> To do
Print every record below exactly as written.
Segment Start: Provided data
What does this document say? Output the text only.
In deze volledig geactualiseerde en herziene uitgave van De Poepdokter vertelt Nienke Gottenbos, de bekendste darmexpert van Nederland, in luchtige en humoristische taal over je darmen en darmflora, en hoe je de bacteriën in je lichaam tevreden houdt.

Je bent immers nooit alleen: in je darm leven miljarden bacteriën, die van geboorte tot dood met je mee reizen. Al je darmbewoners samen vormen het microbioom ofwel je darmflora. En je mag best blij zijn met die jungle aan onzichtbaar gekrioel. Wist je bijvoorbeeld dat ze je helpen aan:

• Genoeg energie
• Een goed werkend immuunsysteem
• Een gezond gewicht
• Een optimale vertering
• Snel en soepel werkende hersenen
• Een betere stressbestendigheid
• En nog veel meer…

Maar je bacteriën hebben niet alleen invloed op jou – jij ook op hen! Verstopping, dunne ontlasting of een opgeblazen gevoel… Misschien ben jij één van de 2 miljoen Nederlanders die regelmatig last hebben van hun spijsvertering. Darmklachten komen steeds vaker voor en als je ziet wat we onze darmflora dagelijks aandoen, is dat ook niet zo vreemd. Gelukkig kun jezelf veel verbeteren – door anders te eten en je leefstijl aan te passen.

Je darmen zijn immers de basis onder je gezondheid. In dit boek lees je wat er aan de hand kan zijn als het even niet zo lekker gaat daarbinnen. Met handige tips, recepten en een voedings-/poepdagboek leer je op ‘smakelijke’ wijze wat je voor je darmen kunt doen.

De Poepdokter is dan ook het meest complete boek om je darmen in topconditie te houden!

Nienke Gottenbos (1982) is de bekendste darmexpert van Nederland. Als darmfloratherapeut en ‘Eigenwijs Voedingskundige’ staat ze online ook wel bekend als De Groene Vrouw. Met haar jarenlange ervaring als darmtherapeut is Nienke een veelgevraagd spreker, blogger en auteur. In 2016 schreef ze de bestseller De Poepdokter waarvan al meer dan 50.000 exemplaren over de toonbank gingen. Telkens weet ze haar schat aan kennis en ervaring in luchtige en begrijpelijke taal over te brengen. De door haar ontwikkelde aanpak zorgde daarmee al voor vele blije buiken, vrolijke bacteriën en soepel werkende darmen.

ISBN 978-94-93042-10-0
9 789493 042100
Segment End: Provided data
> Written solution
What does this document say? Output the text only.
In deze volledig geactualiseerde en herziene uitgave van De Poepdokter vertelt Nienke Gottenbos, de bekendste darmexpert van Nederland, in luchtige en humoristische taal over je darmen en darmflora, en hoe je de bacteriën in je lichaam tevreden houdt.

Je bent immers nooit alleen: in je darm leven miljarden bacteriën, die van geboorte tot dood met je mee reizen. Al je darmbewoners samen vormen het microbioom ofwel je darmflora. En je mag best blij zijn met die jungle aan onzichtbaar gekrioel. Wist je bijvoorbeeld dat ze je helpen aan:

• Genoeg energie
• Een goed werkend immuunsysteem
• Een gezond gewicht
• Een optimale vertering
• Snel en soepel werkende hersenen
• Een betere stressbestendigheid
• En nog veel meer…

Maar je bacteriën hebben niet alleen invloed op jou – jij ook op hen! Verstopping, dunne ontlasting of een opgeblazen gevoel… Misschien ben jij één van de 2 miljoen Nederlanders die regelmatig last hebben van hun spijsvertering. Darmklachten komen steeds vaker voor en als je ziet wat we onze darmflora dagelijks aandoen, is dat ook niet zo vreemd. Gelukkig kun jezelf veel verbeteren – door anders te eten en je leefstijl aan te passen.

Je darmen zijn immers de basis onder je gezondheid. In dit boek lees je wat er aan de hand kan zijn als het even niet zo lekker gaat daarbinnen. Met handige tips, recepten en een voedings-/poepdagboek leer je op ‘smakelijke’ wijze wat je voor je darmen kunt doen.

De Poepdokter is dan ook het meest complete boek om je darmen in topconditie te houden!

Nienke Gottenbos (1982) is de bekendste darmexpert van Nederland. Als darmfloratherapeut en ‘Eigenwijs Voedingskundige’ staat ze online ook wel bekend als De Groene Vrouw. Met haar jarenlange ervaring als darmtherapeut is Nienke een veelgevraagd spreker, blogger en auteur. In 2016 schreef ze de bestseller De Poepdokter waarvan al meer dan 50.000 exemplaren over de toonbank gingen. Telkens weet ze haar schat aan kennis en ervaring in luchtige en begrijpelijke taal over te brengen. De door haar ontwikkelde aanpak zorgde daarmee al voor vele blije buiken, vrolijke bacteriën en soepel werkende darmen.

ISBN 978-94-93042-10-0
9 789493 042100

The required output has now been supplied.